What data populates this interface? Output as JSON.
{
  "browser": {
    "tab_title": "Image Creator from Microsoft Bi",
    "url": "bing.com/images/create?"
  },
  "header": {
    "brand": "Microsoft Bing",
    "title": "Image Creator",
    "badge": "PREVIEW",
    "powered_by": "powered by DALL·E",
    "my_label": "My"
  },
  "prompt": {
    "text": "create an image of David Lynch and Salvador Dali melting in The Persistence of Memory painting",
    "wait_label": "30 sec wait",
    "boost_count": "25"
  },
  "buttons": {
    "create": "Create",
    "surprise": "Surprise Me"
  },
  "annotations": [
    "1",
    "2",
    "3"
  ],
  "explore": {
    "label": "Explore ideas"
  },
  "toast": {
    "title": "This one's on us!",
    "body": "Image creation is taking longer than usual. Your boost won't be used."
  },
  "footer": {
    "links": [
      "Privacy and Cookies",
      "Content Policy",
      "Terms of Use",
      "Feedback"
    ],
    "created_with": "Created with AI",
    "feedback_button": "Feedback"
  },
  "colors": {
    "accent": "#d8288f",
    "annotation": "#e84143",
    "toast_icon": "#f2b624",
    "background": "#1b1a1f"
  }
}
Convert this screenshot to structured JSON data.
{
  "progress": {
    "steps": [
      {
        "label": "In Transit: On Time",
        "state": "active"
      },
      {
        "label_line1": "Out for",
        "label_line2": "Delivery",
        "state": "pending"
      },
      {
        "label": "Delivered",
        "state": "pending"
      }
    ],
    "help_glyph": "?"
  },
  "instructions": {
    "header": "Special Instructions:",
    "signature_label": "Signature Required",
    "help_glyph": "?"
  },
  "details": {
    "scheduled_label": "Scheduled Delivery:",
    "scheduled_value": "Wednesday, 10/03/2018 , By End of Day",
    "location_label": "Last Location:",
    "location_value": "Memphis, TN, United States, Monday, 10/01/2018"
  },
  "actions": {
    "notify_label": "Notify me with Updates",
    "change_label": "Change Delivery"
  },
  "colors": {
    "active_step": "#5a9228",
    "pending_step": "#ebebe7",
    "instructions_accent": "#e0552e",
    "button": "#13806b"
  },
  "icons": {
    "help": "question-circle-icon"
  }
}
◇ ◇ ◇ ◇ ◇ ◇ ◇
Directive >> Go through the material and copy out every line with "data" in it.

Solution to the exercise >>
What data populates this interface? Output as JSON.
Convert this screenshot to structured JSON data.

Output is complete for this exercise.